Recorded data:
^^^^^^^^^^^^^^^^

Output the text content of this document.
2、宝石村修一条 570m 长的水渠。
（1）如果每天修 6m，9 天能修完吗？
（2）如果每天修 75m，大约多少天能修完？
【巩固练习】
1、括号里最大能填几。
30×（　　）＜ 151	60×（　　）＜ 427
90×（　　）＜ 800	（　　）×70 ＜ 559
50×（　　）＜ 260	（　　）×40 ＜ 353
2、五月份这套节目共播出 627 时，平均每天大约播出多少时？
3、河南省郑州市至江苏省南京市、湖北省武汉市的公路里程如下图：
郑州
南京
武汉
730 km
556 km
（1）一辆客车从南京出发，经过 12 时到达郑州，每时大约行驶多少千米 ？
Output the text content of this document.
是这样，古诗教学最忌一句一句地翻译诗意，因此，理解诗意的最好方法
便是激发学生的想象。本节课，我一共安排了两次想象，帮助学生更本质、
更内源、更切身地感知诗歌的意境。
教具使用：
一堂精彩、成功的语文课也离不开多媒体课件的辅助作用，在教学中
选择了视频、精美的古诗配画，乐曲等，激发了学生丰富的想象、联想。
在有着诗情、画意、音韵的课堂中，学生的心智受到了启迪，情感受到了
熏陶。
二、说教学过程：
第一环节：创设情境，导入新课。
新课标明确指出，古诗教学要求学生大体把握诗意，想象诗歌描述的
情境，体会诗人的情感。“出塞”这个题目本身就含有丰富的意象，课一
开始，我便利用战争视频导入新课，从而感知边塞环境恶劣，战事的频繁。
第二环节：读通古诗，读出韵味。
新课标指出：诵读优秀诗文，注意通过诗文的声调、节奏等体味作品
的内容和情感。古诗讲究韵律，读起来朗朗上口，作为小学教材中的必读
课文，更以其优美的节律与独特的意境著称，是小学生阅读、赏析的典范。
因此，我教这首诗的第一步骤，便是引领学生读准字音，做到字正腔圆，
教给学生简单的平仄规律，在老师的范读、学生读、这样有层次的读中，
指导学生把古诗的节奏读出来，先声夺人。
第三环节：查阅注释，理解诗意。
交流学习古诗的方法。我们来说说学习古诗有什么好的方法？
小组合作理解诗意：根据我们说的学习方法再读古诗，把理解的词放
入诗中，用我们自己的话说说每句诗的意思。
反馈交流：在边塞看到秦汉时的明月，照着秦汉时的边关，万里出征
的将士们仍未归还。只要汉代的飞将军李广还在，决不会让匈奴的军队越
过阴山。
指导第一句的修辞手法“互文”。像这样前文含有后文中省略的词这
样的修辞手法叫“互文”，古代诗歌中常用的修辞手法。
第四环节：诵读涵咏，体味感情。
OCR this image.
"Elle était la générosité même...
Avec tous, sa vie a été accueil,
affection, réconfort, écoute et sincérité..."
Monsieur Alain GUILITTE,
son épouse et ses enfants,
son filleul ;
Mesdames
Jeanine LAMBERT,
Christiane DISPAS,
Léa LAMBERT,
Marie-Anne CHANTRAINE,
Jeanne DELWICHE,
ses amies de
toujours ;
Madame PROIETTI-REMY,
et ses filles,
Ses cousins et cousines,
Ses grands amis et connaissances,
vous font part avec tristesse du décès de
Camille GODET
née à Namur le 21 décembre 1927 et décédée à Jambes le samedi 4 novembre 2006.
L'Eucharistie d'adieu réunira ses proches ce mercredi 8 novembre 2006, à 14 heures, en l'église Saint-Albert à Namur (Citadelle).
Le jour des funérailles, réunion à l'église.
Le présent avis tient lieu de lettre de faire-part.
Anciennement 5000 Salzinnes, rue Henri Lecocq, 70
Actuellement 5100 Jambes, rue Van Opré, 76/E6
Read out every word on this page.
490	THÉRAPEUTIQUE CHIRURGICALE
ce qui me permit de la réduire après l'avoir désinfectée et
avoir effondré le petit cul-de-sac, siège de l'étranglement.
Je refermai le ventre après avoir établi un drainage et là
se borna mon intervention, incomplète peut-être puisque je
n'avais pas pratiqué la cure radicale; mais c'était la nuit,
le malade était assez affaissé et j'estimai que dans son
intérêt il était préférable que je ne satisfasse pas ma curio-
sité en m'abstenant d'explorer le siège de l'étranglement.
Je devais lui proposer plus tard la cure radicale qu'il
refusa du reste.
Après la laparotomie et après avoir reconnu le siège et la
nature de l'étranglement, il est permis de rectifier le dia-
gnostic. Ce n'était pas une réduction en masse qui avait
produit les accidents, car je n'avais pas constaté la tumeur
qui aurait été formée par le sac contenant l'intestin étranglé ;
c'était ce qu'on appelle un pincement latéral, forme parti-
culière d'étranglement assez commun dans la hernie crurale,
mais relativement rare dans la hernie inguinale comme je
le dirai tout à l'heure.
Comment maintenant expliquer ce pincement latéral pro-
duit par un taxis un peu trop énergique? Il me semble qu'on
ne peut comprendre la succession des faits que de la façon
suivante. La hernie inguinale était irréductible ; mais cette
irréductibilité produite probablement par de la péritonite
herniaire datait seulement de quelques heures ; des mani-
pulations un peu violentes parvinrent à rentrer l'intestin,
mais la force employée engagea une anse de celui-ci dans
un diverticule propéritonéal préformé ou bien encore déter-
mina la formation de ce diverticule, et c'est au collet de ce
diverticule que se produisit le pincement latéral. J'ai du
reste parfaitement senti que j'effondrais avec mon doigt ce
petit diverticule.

^^^^^^^^^^^^^^^^

▸ **Goal of the exercise**
Retype the data exactly as given.

▸ **Written response**
Output the text content of this document.
2、宝石村修一条 570m 长的水渠。
（1）如果每天修 6m，9 天能修完吗？
（2）如果每天修 75m，大约多少天能修完？
【巩固练习】
1、括号里最大能填几。
30×（　　）＜ 151	60×（　　）＜ 427
90×（　　）＜ 800	（　　）×70 ＜ 559
50×（　　）＜ 260	（　　）×40 ＜ 353
2、五月份这套节目共播出 627 时，平均每天大约播出多少时？
3、河南省郑州市至江苏省南京市、湖北省武汉市的公路里程如下图：
郑州
南京
武汉
730 km
556 km
（1）一辆客车从南京出发，经过 12 时到达郑州，每时大约行驶多少千米 ？
Output the text content of this document.
是这样，古诗教学最忌一句一句地翻译诗意，因此，理解诗意的最好方法
便是激发学生的想象。本节课，我一共安排了两次想象，帮助学生更本质、
更内源、更切身地感知诗歌的意境。
教具使用：
一堂精彩、成功的语文课也离不开多媒体课件的辅助作用，在教学中
选择了视频、精美的古诗配画，乐曲等，激发了学生丰富的想象、联想。
在有着诗情、画意、音韵的课堂中，学生的心智受到了启迪，情感受到了
熏陶。
二、说教学过程：
第一环节：创设情境，导入新课。
新课标明确指出，古诗教学要求学生大体把握诗意，想象诗歌描述的
情境，体会诗人的情感。“出塞”这个题目本身就含有丰富的意象，课一
开始，我便利用战争视频导入新课，从而感知边塞环境恶劣，战事的频繁。
第二环节：读通古诗，读出韵味。
新课标指出：诵读优秀诗文，注意通过诗文的声调、节奏等体味作品
的内容和情感。古诗讲究韵律，读起来朗朗上口，作为小学教材中的必读
课文，更以其优美的节律与独特的意境著称，是小学生阅读、赏析的典范。
因此，我教这首诗的第一步骤，便是引领学生读准字音，做到字正腔圆，
教给学生简单的平仄规律，在老师的范读、学生读、这样有层次的读中，
指导学生把古诗的节奏读出来，先声夺人。
第三环节：查阅注释，理解诗意。
交流学习古诗的方法。我们来说说学习古诗有什么好的方法？
小组合作理解诗意：根据我们说的学习方法再读古诗，把理解的词放
入诗中，用我们自己的话说说每句诗的意思。
反馈交流：在边塞看到秦汉时的明月，照着秦汉时的边关，万里出征
的将士们仍未归还。只要汉代的飞将军李广还在，决不会让匈奴的军队越
过阴山。
指导第一句的修辞手法“互文”。像这样前文含有后文中省略的词这
样的修辞手法叫“互文”，古代诗歌中常用的修辞手法。
第四环节：诵读涵咏，体味感情。
OCR this image.
"Elle était la générosité même...
Avec tous, sa vie a été accueil,
affection, réconfort, écoute et sincérité..."
Monsieur Alain GUILITTE,
son épouse et ses enfants,
son filleul ;
Mesdames
Jeanine LAMBERT,
Christiane DISPAS,
Léa LAMBERT,
Marie-Anne CHANTRAINE,
Jeanne DELWICHE,
ses amies de
toujours ;
Madame PROIETTI-REMY,
et ses filles,
Ses cousins et cousines,
Ses grands amis et connaissances,
vous font part avec tristesse du décès de
Camille GODET
née à Namur le 21 décembre 1927 et décédée à Jambes le samedi 4 novembre 2006.
L'Eucharistie d'adieu réunira ses proches ce mercredi 8 novembre 2006, à 14 heures, en l'église Saint-Albert à Namur (Citadelle).
Le jour des funérailles, réunion à l'église.
Le présent avis tient lieu de lettre de faire-part.
Anciennement 5000 Salzinnes, rue Henri Lecocq, 70
Actuellement 5100 Jambes, rue Van Opré, 76/E6
Read out every word on this page.
490	THÉRAPEUTIQUE CHIRURGICALE
ce qui me permit de la réduire après l'avoir désinfectée et
avoir effondré le petit cul-de-sac, siège de l'étranglement.
Je refermai le ventre après avoir établi un drainage et là
se borna mon intervention, incomplète peut-être puisque je
n'avais pas pratiqué la cure radicale; mais c'était la nuit,
le malade était assez affaissé et j'estimai que dans son
intérêt il était préférable que je ne satisfasse pas ma curio-
sité en m'abstenant d'explorer le siège de l'étranglement.
Je devais lui proposer plus tard la cure radicale qu'il
refusa du reste.
Après la laparotomie et après avoir reconnu le siège et la
nature de l'étranglement, il est permis de rectifier le dia-
gnostic. Ce n'était pas une réduction en masse qui avait
produit les accidents, car je n'avais pas constaté la tumeur
qui aurait été formée par le sac contenant l'intestin étranglé ;
c'était ce qu'on appelle un pincement latéral, forme parti-
culière d'étranglement assez commun dans la hernie crurale,
mais relativement rare dans la hernie inguinale comme je
le dirai tout à l'heure.
Comment maintenant expliquer ce pincement latéral pro-
duit par un taxis un peu trop énergique? Il me semble qu'on
ne peut comprendre la succession des faits que de la façon
suivante. La hernie inguinale était irréductible ; mais cette
irréductibilité produite probablement par de la péritonite
herniaire datait seulement de quelques heures ; des mani-
pulations un peu violentes parvinrent à rentrer l'intestin,
mais la force employée engagea une anse de celui-ci dans
un diverticule propéritonéal préformé ou bien encore déter-
mina la formation de ce diverticule, et c'est au collet de ce
diverticule que se produisit le pincement latéral. J'ai du
reste parfaitement senti que j'effondrais avec mon doigt ce
petit diverticule.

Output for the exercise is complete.